Work to be completed — In the material below, the lines containing the word "institución" are required; copy each of them.
######
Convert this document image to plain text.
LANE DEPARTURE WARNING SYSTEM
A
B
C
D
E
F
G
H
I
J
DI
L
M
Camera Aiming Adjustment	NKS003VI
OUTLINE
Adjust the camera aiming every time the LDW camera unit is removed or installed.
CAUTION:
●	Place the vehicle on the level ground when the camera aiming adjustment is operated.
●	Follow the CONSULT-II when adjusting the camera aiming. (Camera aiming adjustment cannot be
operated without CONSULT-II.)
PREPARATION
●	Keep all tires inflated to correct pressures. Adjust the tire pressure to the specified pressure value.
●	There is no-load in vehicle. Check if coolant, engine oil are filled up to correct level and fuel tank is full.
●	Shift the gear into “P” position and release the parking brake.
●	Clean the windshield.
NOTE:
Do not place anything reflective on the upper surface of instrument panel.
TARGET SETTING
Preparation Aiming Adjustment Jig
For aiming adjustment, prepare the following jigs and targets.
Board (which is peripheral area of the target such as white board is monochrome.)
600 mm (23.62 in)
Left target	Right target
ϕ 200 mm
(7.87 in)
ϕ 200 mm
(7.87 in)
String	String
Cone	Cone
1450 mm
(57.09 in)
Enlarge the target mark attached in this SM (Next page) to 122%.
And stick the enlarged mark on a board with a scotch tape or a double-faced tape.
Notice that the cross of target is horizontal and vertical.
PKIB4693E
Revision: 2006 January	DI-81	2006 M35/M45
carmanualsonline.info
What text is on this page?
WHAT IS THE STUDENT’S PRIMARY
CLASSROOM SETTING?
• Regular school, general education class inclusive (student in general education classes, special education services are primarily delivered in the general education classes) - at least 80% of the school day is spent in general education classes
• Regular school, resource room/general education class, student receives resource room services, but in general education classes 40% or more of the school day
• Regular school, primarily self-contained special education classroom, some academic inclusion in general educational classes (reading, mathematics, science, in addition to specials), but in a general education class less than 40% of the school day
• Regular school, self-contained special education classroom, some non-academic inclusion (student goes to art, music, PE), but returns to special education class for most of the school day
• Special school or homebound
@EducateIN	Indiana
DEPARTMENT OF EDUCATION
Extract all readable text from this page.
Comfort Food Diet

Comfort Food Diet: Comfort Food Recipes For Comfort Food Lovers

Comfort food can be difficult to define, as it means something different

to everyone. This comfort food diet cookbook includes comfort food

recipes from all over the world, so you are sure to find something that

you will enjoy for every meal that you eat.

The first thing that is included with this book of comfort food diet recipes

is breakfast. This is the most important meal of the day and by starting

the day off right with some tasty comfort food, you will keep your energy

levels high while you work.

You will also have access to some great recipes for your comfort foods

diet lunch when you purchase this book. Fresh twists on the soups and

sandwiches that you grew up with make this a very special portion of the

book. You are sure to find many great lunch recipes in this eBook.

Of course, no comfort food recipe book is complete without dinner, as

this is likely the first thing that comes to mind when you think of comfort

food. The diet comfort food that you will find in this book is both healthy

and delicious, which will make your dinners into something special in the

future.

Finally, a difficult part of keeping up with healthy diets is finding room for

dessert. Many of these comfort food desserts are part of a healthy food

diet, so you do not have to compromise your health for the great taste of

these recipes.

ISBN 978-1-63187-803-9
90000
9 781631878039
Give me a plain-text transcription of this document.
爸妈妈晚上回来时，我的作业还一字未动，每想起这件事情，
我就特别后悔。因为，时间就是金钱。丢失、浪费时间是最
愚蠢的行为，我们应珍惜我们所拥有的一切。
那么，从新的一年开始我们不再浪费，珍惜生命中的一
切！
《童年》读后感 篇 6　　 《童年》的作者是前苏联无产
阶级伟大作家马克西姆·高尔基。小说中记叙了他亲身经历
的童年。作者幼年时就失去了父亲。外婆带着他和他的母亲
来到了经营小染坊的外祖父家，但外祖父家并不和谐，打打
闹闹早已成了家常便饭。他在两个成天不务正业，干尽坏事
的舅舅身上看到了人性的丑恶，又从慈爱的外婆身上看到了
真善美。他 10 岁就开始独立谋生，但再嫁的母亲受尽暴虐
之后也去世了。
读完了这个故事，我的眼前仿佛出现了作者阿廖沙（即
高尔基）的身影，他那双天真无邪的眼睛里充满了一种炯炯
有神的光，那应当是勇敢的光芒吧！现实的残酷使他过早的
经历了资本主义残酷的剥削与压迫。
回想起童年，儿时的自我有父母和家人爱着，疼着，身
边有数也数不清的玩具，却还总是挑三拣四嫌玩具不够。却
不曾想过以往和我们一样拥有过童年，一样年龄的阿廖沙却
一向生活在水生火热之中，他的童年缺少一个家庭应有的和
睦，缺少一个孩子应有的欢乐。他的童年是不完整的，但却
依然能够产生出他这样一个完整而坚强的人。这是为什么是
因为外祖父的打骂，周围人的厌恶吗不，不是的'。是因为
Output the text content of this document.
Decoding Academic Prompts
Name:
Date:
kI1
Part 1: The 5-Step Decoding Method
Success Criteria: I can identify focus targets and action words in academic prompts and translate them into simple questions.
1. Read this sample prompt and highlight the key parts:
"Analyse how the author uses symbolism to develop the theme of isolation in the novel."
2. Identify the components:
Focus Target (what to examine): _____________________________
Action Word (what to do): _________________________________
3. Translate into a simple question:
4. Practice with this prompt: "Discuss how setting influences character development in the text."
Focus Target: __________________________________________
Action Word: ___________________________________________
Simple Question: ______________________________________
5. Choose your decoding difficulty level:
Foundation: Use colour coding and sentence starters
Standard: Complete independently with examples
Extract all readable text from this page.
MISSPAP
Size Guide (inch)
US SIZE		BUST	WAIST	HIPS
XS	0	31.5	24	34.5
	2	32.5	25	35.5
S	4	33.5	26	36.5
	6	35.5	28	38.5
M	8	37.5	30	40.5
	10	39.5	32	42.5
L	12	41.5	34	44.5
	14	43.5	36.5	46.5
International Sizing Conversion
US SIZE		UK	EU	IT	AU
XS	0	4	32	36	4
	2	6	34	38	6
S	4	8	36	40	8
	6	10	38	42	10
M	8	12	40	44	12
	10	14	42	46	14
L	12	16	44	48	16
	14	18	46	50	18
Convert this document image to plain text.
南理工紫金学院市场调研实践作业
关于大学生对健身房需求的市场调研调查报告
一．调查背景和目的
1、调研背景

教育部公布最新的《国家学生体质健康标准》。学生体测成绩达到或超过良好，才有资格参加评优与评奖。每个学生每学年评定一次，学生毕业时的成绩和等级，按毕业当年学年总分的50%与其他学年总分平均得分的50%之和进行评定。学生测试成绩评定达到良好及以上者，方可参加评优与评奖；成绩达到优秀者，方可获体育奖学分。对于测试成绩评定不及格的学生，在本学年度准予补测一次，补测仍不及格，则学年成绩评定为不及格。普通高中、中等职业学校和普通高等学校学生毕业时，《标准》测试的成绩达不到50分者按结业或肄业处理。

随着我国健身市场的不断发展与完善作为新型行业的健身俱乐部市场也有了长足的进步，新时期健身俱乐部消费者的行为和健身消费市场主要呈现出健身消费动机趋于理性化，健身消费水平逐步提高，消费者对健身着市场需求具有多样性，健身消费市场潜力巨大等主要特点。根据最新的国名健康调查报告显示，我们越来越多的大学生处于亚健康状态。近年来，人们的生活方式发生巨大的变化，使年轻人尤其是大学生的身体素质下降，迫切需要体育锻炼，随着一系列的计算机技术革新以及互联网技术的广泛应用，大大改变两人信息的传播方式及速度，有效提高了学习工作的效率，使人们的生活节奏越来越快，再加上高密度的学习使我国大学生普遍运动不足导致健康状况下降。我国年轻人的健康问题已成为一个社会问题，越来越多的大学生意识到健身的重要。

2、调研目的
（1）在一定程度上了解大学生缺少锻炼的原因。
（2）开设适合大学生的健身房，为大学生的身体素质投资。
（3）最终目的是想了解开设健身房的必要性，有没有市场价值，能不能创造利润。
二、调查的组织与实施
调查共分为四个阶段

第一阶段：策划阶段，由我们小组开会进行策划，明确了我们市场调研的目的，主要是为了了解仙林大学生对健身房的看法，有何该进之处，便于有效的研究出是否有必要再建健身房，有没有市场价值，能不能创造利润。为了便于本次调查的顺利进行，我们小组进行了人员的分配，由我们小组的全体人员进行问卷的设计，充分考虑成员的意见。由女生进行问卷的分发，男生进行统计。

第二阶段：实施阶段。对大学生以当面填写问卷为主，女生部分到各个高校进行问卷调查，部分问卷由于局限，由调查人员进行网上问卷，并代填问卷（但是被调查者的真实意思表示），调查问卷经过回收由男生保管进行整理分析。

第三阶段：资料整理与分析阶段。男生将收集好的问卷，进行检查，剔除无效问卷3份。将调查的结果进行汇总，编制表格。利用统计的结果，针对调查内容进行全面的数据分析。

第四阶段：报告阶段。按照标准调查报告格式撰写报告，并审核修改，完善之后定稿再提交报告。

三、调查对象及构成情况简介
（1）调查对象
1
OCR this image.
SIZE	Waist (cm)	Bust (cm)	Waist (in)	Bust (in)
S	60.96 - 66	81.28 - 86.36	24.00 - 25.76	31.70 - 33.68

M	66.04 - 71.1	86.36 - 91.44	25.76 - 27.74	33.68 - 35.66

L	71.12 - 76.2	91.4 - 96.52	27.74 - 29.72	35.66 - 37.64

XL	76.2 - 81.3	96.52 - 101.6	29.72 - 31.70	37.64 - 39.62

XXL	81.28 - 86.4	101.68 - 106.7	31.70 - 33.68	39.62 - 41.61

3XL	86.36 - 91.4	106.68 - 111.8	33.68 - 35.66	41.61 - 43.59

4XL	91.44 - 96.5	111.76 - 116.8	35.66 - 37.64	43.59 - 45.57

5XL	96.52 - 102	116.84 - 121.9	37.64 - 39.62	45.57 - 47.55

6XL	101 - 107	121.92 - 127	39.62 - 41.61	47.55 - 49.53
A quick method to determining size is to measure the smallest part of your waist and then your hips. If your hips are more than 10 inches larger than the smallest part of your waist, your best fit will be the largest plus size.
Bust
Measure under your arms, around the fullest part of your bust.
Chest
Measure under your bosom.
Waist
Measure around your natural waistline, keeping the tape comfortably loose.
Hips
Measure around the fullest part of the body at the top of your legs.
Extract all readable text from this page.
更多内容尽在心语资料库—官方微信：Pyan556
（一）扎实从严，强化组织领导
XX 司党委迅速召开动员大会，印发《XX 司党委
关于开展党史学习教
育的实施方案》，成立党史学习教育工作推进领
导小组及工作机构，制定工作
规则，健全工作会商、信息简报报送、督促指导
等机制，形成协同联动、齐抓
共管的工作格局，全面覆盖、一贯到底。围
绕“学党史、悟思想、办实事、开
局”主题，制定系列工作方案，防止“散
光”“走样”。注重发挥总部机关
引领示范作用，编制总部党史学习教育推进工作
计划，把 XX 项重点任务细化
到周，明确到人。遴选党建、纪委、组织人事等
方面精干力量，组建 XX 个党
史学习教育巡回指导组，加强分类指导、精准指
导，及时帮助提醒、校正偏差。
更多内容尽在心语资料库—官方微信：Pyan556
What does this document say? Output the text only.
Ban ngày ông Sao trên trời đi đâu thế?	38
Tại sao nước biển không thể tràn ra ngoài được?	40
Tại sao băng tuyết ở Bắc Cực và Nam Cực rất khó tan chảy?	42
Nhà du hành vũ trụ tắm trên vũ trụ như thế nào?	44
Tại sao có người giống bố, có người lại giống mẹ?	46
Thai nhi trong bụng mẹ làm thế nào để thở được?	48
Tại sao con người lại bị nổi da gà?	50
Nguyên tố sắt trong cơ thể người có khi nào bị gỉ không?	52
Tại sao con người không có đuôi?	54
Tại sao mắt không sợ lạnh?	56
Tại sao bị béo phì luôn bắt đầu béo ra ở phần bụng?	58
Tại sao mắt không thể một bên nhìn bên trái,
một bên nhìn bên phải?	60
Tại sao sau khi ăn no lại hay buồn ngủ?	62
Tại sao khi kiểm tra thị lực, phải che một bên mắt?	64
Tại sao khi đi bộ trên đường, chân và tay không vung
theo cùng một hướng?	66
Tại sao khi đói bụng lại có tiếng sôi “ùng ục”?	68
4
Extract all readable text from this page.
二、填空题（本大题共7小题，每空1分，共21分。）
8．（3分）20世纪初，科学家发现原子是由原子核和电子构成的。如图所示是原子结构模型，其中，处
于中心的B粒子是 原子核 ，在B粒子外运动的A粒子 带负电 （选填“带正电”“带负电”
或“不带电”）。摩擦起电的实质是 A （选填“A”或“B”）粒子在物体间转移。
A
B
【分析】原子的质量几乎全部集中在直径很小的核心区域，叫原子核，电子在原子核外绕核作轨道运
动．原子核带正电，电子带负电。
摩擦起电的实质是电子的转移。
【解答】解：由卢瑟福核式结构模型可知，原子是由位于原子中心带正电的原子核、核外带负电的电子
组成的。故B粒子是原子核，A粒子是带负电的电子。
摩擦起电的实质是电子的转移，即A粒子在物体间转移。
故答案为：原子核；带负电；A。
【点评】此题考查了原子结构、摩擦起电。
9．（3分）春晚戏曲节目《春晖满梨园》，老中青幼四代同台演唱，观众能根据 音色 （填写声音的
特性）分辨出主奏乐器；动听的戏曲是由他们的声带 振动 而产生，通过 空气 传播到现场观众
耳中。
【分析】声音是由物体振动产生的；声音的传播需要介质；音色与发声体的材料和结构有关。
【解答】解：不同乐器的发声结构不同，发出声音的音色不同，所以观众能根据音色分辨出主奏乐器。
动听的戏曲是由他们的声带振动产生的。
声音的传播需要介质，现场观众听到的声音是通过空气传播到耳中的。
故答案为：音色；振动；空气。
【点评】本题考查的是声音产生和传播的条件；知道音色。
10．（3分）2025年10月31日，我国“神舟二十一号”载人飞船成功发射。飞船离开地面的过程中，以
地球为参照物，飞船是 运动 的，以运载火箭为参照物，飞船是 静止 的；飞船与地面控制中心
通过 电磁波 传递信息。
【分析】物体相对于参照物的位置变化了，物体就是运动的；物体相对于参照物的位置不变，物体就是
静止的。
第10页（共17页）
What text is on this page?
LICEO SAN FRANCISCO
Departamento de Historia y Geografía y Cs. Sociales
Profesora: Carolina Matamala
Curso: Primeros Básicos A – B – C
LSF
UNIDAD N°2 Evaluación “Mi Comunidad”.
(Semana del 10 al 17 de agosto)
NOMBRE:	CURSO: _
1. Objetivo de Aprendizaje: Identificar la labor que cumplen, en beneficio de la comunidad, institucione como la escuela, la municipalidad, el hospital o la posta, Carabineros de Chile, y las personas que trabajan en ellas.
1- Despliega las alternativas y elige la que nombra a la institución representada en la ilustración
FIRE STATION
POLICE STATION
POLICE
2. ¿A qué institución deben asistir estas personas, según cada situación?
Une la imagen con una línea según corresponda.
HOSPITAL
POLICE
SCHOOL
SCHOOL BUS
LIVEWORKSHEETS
######
Task result —
1- Despliega las alternativas y elige la que nombra a la institución representada en la ilustración
2. ¿A qué institución deben asistir estas personas, según cada situación?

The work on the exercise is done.